[Records from a collection]
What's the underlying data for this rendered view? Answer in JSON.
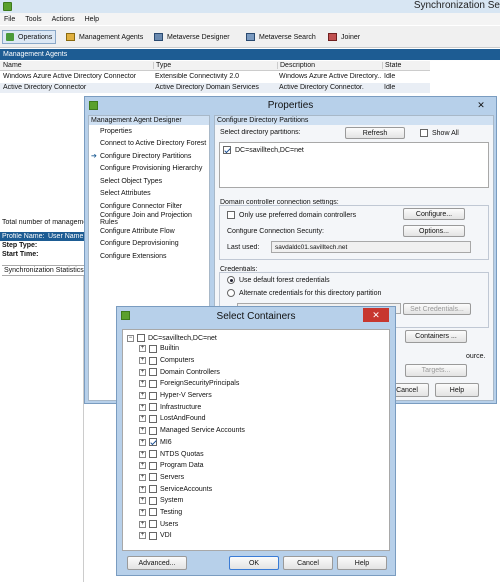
{
  "app": {
    "title": "Synchronization Se"
  },
  "menu": [
    "File",
    "Tools",
    "Actions",
    "Help"
  ],
  "toolbar": [
    "Operations",
    "Management Agents",
    "Metaverse Designer",
    "Metaverse Search",
    "Joiner"
  ],
  "agents": {
    "section_title": "Management Agents",
    "columns": [
      "Name",
      "Type",
      "Description",
      "State"
    ],
    "rows": [
      [
        "Windows Azure Active Directory Connector",
        "Extensible Connectivity 2.0",
        "Windows Azure Active Directory...",
        "Idle"
      ],
      [
        "Active Directory Connector",
        "Active Directory Domain Services",
        "Active Directory Connector.",
        "Idle"
      ]
    ]
  },
  "background": {
    "total_text": "Total number of manageme",
    "profile_name": "Profile Name:",
    "user_name": "User Name",
    "step_type": "Step Type:",
    "start_time": "Start Time:",
    "sync_stats": "Synchronization Statistics"
  },
  "properties": {
    "title": "Properties",
    "nav_title": "Management Agent Designer",
    "nav_items": [
      "Properties",
      "Connect to Active Directory Forest",
      "Configure Directory Partitions",
      "Configure Provisioning Hierarchy",
      "Select Object Types",
      "Select Attributes",
      "Configure Connector Filter",
      "Configure Join and Projection Rules",
      "Configure Attribute Flow",
      "Configure Deprovisioning",
      "Configure Extensions"
    ],
    "panel_title": "Configure Directory Partitions",
    "select_label": "Select directory partitions:",
    "refresh": "Refresh",
    "show_all": "Show All",
    "partition": "DC=savilltech,DC=net",
    "dc_group": "Domain controller connection settings:",
    "only_preferred": "Only use preferred domain controllers",
    "configure": "Configure...",
    "conn_security": "Configure Connection Security:",
    "options": "Options...",
    "last_used_label": "Last used:",
    "last_used": "savdaldc01.savilltech.net",
    "credentials": "Credentials:",
    "default_creds": "Use default forest credentials",
    "alt_creds": "Alternate credentials for this directory partition",
    "set_credentials": "Set Credentials...",
    "containers": "Containers ...",
    "source_text": "ource.",
    "targets": "Targets...",
    "cancel": "Cancel",
    "help": "Help"
  },
  "containers": {
    "title": "Select Containers",
    "root": "DC=savilltech,DC=net",
    "items": [
      {
        "label": "Builtin",
        "checked": false
      },
      {
        "label": "Computers",
        "checked": false
      },
      {
        "label": "Domain Controllers",
        "checked": false
      },
      {
        "label": "ForeignSecurityPrincipals",
        "checked": false
      },
      {
        "label": "Hyper-V Servers",
        "checked": false
      },
      {
        "label": "Infrastructure",
        "checked": false
      },
      {
        "label": "LostAndFound",
        "checked": false
      },
      {
        "label": "Managed Service Accounts",
        "checked": false
      },
      {
        "label": "MI6",
        "checked": true
      },
      {
        "label": "NTDS Quotas",
        "checked": false
      },
      {
        "label": "Program Data",
        "checked": false
      },
      {
        "label": "Servers",
        "checked": false
      },
      {
        "label": "ServiceAccounts",
        "checked": false
      },
      {
        "label": "System",
        "checked": false
      },
      {
        "label": "Testing",
        "checked": false
      },
      {
        "label": "Users",
        "checked": false
      },
      {
        "label": "VDI",
        "checked": false
      }
    ],
    "advanced": "Advanced...",
    "ok": "OK",
    "cancel": "Cancel",
    "help": "Help"
  },
  "colors": {
    "close_red": "#c7372f",
    "dialog_frame": "#b7d0ea",
    "pane_blue": "#cfe0f2",
    "title_frame": "#c7dcf0"
  }
}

● Aim of the exercise
Of all the lines above, how many contain the word "Azure"? Answer with only the number.

● Written response
2